→ **Material for this task**

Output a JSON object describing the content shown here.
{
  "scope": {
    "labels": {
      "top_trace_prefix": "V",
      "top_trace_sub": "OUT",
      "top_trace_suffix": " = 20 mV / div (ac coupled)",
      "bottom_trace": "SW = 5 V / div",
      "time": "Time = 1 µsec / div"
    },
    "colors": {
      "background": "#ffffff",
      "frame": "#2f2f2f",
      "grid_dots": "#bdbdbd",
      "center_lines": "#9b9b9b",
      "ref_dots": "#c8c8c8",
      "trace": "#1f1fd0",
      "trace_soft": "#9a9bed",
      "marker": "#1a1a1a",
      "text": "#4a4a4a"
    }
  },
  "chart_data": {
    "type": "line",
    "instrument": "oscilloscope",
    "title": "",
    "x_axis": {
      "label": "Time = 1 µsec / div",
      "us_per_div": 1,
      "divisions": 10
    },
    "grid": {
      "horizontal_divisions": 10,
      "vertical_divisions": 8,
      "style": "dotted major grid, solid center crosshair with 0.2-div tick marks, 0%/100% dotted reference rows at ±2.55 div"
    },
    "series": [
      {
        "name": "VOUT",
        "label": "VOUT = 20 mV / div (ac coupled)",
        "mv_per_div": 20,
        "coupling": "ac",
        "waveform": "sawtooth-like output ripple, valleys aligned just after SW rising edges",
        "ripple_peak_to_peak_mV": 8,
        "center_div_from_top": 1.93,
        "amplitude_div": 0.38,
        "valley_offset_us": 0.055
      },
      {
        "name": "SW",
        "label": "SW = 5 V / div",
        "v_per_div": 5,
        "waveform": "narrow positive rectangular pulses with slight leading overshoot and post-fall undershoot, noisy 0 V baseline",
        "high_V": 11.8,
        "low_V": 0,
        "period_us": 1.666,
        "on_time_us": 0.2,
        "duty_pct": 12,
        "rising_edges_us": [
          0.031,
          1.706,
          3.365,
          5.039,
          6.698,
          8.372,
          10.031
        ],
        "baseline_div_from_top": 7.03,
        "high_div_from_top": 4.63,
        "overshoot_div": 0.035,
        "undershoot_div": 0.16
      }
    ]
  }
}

→ **Prompt**
Copy all the lines above that hold the string "coupled".

→ **Written response**
      "top_trace_suffix": " = 20 mV / div (ac coupled)",
        "label": "VOUT = 20 mV / div (ac coupled)",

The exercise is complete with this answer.